— start TEXT PROVIDED —

Managing Potential Problems

Predicting the onset of a problem early that might escalate and bring down a server allows sufficient time to solve the problem in advance. If important services cannot respond to incoming connections this leads to client-side problems. A failure in one machine may cascade to others. Consuming most or all of a particular resource is a likely reason:  

• Available CPU capacity.
• Available physical memory.
• Available memory swap space.
• Memory leaks per process.
• Disk space filling up.
• Disks or shared file systems going offline.
• Process counts.
• Zombie processes.
• File buffer limits per process.
• Number of files per file system.
• Network latency.
• Network bandwidth/throughput.

Define sensible measurement thresholds for these characteristics and watch for resource allocations rising to meet them. Resource limits are managed under these categories:

• System-wide hard maximum limits are often configured into the kernel. Only the ops team should alter them and then reboot the server.
• User limits apply to an individual login session. The ops team will define maximum values. The ulimit command tunes your session within them. Only the ops team can increase the upper limits.
• Application specific limits are imposed by services such as database managers. Alter these with their config files. There may be maximum values that require ops team intervention. In rare cases, the limits may be defined in the application source code, which requires a rebuild to change.

Designing your own measuring probes

Design your monitoring system in a disciplined way. Consider these decision points for each probe:

• What is being measured?
• How can it be measured?

— end TEXT PROVIDED —
— start DATASET CONTENT —

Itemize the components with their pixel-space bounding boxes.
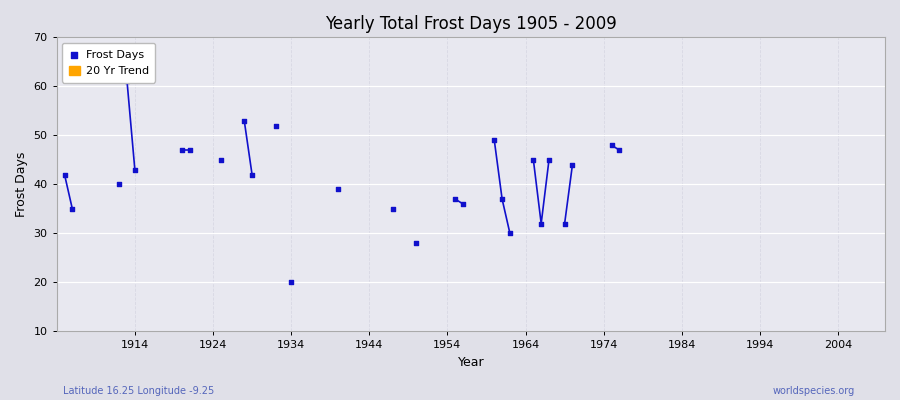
Title: Yearly Total Frost Days 1905 - 2009: Yearly Total Frost Days 1905 - 2009 <box>325 15 616 33</box>
Point <box>385 206 400 212</box>
Point <box>175 147 189 153</box>
Point <box>612 147 626 153</box>
Point <box>557 220 572 227</box>
X-axis label: Year: Year <box>457 356 484 369</box>
Point <box>565 162 580 168</box>
Point <box>120 78 134 85</box>
Point <box>534 220 548 227</box>
Point <box>526 157 541 163</box>
Point <box>448 196 463 202</box>
Point <box>495 196 509 202</box>
Point <box>604 142 618 148</box>
Point <box>268 122 283 129</box>
Point <box>455 201 470 207</box>
Point <box>331 186 346 192</box>
Point <box>284 279 298 286</box>
Text: Latitude 16.25 Longitude -9.25: Latitude 16.25 Longitude -9.25 <box>63 386 214 396</box>
Text: worldspecies.org: worldspecies.org <box>773 386 855 396</box>
Point <box>183 147 197 153</box>
Point <box>237 118 251 124</box>
Point <box>65 206 79 212</box>
Point <box>409 240 423 246</box>
Point <box>128 166 142 173</box>
Point <box>213 157 228 163</box>
Point <box>503 230 517 236</box>
Point <box>112 181 126 188</box>
Legend: Frost Days, 20 Yr Trend: Frost Days, 20 Yr Trend <box>62 43 156 83</box>
Point <box>542 157 556 163</box>
Y-axis label: Frost Days: Frost Days <box>15 152 28 217</box>
Point <box>58 171 72 178</box>
Point <box>487 137 501 144</box>
Point <box>245 171 259 178</box>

— end DATASET CONTENT —

### GIVEN EXERCISE A
Please repeat, word for word, the part of the text on managing potential problems from "Predicting the onset" up to and including "leaks per process.".
### GIVEN EXERCISE B
In the text on managing potential problems, who is able to increase the upper user limits?
### GIVEN EXERCISE C
Render this sentence from the text on managing potential problems into Spanish: "A failure in one machine may cascade to others."

### CORRECT ANSWER A
Predicting the onset of a problem early that might escalate and bring down a server allows sufficient time to solve the problem in advance. If important services cannot respond to incoming connections this leads to client-side problems. A failure in one machine may cascade to others. Consuming most or all of a particular resource is a likely reason:  

• Available CPU capacity.
• Available physical memory.
• Available memory swap space.
• Memory leaks per process.

### CORRECT ANSWER B
Only the ops team can increase the upper limits.

### CORRECT ANSWER C
Un fallo en una máquina puede propagarse en cascada a otras.